◆ Input material ◆
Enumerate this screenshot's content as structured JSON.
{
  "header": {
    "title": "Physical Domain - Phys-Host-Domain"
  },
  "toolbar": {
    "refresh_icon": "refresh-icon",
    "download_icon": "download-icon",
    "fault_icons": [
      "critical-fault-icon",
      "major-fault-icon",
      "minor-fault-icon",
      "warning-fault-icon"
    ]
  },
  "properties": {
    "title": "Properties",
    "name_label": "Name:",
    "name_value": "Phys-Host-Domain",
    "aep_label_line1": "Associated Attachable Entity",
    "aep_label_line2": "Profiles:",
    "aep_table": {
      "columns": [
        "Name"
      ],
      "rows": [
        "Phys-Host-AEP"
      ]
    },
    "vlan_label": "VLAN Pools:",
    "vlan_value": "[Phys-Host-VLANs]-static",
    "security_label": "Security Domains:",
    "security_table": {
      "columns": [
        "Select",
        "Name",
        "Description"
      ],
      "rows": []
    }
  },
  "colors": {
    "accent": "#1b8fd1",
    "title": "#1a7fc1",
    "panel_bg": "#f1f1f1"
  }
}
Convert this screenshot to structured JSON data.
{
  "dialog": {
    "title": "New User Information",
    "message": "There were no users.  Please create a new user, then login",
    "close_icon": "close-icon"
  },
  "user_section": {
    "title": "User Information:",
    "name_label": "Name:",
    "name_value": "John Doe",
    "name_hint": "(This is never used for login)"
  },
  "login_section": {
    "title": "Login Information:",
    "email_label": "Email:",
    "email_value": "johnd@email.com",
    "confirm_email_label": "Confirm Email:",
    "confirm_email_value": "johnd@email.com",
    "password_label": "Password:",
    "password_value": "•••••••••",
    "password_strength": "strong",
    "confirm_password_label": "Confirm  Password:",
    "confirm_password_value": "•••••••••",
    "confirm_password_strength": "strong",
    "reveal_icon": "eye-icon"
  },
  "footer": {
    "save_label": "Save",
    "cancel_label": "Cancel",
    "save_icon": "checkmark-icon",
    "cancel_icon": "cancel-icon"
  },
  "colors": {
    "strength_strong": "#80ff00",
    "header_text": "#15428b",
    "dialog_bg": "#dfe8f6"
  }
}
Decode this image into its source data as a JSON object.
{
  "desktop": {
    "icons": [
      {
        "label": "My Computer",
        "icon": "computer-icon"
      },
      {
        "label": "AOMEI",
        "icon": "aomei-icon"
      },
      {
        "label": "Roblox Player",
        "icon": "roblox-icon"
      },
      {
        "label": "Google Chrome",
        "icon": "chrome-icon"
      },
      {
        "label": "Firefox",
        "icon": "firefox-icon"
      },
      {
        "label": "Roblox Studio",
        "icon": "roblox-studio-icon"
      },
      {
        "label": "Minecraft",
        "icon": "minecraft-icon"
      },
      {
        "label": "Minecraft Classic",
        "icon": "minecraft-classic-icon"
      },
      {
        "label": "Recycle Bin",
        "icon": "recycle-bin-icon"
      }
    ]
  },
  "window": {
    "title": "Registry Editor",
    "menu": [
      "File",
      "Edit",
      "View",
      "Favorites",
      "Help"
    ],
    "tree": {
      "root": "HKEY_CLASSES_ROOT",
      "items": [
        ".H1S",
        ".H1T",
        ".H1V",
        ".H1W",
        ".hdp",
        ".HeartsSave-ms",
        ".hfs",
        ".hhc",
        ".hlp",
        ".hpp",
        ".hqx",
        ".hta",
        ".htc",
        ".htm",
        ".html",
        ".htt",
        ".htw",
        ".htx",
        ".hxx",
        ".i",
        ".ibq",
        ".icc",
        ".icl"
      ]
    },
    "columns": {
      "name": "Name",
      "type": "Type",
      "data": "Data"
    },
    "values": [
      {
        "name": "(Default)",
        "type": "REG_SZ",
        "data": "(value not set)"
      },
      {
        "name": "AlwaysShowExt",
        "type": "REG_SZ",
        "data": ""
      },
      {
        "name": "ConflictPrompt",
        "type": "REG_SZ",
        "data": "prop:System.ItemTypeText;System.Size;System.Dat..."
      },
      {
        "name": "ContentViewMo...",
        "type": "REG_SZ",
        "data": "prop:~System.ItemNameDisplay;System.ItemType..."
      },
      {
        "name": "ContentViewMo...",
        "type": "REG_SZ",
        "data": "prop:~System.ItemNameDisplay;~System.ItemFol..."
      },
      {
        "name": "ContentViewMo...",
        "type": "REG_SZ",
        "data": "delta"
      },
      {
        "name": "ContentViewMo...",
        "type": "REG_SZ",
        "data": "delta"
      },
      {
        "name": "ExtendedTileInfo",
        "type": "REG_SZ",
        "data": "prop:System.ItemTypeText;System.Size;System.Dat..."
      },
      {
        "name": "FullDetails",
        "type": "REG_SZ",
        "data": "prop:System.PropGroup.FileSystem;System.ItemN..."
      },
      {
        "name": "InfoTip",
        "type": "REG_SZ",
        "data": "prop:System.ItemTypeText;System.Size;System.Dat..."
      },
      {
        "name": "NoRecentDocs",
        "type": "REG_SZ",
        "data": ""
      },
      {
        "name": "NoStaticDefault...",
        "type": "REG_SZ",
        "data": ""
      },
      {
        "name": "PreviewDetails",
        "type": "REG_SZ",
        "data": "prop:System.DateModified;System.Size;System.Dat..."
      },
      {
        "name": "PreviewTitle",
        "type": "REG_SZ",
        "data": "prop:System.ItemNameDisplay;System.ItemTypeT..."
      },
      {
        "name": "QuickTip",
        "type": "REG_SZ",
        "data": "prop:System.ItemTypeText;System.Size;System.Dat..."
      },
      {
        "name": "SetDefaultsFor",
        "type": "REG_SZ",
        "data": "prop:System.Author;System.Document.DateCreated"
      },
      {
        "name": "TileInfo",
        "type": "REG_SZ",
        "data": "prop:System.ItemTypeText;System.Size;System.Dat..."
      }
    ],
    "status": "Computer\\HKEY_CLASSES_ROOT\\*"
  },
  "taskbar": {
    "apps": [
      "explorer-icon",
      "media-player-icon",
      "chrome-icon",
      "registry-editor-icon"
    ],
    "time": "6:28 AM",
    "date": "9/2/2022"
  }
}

◆ Exercise requirements ◆
Reproduce the records word for word.

◆ Problem solution ◆
Enumerate this screenshot's content as structured JSON.
{
  "header": {
    "title": "Physical Domain - Phys-Host-Domain"
  },
  "toolbar": {
    "refresh_icon": "refresh-icon",
    "download_icon": "download-icon",
    "fault_icons": [
      "critical-fault-icon",
      "major-fault-icon",
      "minor-fault-icon",
      "warning-fault-icon"
    ]
  },
  "properties": {
    "title": "Properties",
    "name_label": "Name:",
    "name_value": "Phys-Host-Domain",
    "aep_label_line1": "Associated Attachable Entity",
    "aep_label_line2": "Profiles:",
    "aep_table": {
      "columns": [
        "Name"
      ],
      "rows": [
        "Phys-Host-AEP"
      ]
    },
    "vlan_label": "VLAN Pools:",
    "vlan_value": "[Phys-Host-VLANs]-static",
    "security_label": "Security Domains:",
    "security_table": {
      "columns": [
        "Select",
        "Name",
        "Description"
      ],
      "rows": []
    }
  },
  "colors": {
    "accent": "#1b8fd1",
    "title": "#1a7fc1",
    "panel_bg": "#f1f1f1"
  }
}
Convert this screenshot to structured JSON data.
{
  "dialog": {
    "title": "New User Information",
    "message": "There were no users.  Please create a new user, then login",
    "close_icon": "close-icon"
  },
  "user_section": {
    "title": "User Information:",
    "name_label": "Name:",
    "name_value": "John Doe",
    "name_hint": "(This is never used for login)"
  },
  "login_section": {
    "title": "Login Information:",
    "email_label": "Email:",
    "email_value": "johnd@email.com",
    "confirm_email_label": "Confirm Email:",
    "confirm_email_value": "johnd@email.com",
    "password_label": "Password:",
    "password_value": "•••••••••",
    "password_strength": "strong",
    "confirm_password_label": "Confirm  Password:",
    "confirm_password_value": "•••••••••",
    "confirm_password_strength": "strong",
    "reveal_icon": "eye-icon"
  },
  "footer": {
    "save_label": "Save",
    "cancel_label": "Cancel",
    "save_icon": "checkmark-icon",
    "cancel_icon": "cancel-icon"
  },
  "colors": {
    "strength_strong": "#80ff00",
    "header_text": "#15428b",
    "dialog_bg": "#dfe8f6"
  }
}
Decode this image into its source data as a JSON object.
{
  "desktop": {
    "icons": [
      {
        "label": "My Computer",
        "icon": "computer-icon"
      },
      {
        "label": "AOMEI",
        "icon": "aomei-icon"
      },
      {
        "label": "Roblox Player",
        "icon": "roblox-icon"
      },
      {
        "label": "Google Chrome",
        "icon": "chrome-icon"
      },
      {
        "label": "Firefox",
        "icon": "firefox-icon"
      },
      {
        "label": "Roblox Studio",
        "icon": "roblox-studio-icon"
      },
      {
        "label": "Minecraft",
        "icon": "minecraft-icon"
      },
      {
        "label": "Minecraft Classic",
        "icon": "minecraft-classic-icon"
      },
      {
        "label": "Recycle Bin",
        "icon": "recycle-bin-icon"
      }
    ]
  },
  "window": {
    "title": "Registry Editor",
    "menu": [
      "File",
      "Edit",
      "View",
      "Favorites",
      "Help"
    ],
    "tree": {
      "root": "HKEY_CLASSES_ROOT",
      "items": [
        ".H1S",
        ".H1T",
        ".H1V",
        ".H1W",
        ".hdp",
        ".HeartsSave-ms",
        ".hfs",
        ".hhc",
        ".hlp",
        ".hpp",
        ".hqx",
        ".hta",
        ".htc",
        ".htm",
        ".html",
        ".htt",
        ".htw",
        ".htx",
        ".hxx",
        ".i",
        ".ibq",
        ".icc",
        ".icl"
      ]
    },
    "columns": {
      "name": "Name",
      "type": "Type",
      "data": "Data"
    },
    "values": [
      {
        "name": "(Default)",
        "type": "REG_SZ",
        "data": "(value not set)"
      },
      {
        "name": "AlwaysShowExt",
        "type": "REG_SZ",
        "data": ""
      },
      {
        "name": "ConflictPrompt",
        "type": "REG_SZ",
        "data": "prop:System.ItemTypeText;System.Size;System.Dat..."
      },
      {
        "name": "ContentViewMo...",
        "type": "REG_SZ",
        "data": "prop:~System.ItemNameDisplay;System.ItemType..."
      },
      {
        "name": "ContentViewMo...",
        "type": "REG_SZ",
        "data": "prop:~System.ItemNameDisplay;~System.ItemFol..."
      },
      {
        "name": "ContentViewMo...",
        "type": "REG_SZ",
        "data": "delta"
      },
      {
        "name": "ContentViewMo...",
        "type": "REG_SZ",
        "data": "delta"
      },
      {
        "name": "ExtendedTileInfo",
        "type": "REG_SZ",
        "data": "prop:System.ItemTypeText;System.Size;System.Dat..."
      },
      {
        "name": "FullDetails",
        "type": "REG_SZ",
        "data": "prop:System.PropGroup.FileSystem;System.ItemN..."
      },
      {
        "name": "InfoTip",
        "type": "REG_SZ",
        "data": "prop:System.ItemTypeText;System.Size;System.Dat..."
      },
      {
        "name": "NoRecentDocs",
        "type": "REG_SZ",
        "data": ""
      },
      {
        "name": "NoStaticDefault...",
        "type": "REG_SZ",
        "data": ""
      },
      {
        "name": "PreviewDetails",
        "type": "REG_SZ",
        "data": "prop:System.DateModified;System.Size;System.Dat..."
      },
      {
        "name": "PreviewTitle",
        "type": "REG_SZ",
        "data": "prop:System.ItemNameDisplay;System.ItemTypeT..."
      },
      {
        "name": "QuickTip",
        "type": "REG_SZ",
        "data": "prop:System.ItemTypeText;System.Size;System.Dat..."
      },
      {
        "name": "SetDefaultsFor",
        "type": "REG_SZ",
        "data": "prop:System.Author;System.Document.DateCreated"
      },
      {
        "name": "TileInfo",
        "type": "REG_SZ",
        "data": "prop:System.ItemTypeText;System.Size;System.Dat..."
      }
    ],
    "status": "Computer\\HKEY_CLASSES_ROOT\\*"
  },
  "taskbar": {
    "apps": [
      "explorer-icon",
      "media-player-icon",
      "chrome-icon",
      "registry-editor-icon"
    ],
    "time": "6:28 AM",
    "date": "9/2/2022"
  }
}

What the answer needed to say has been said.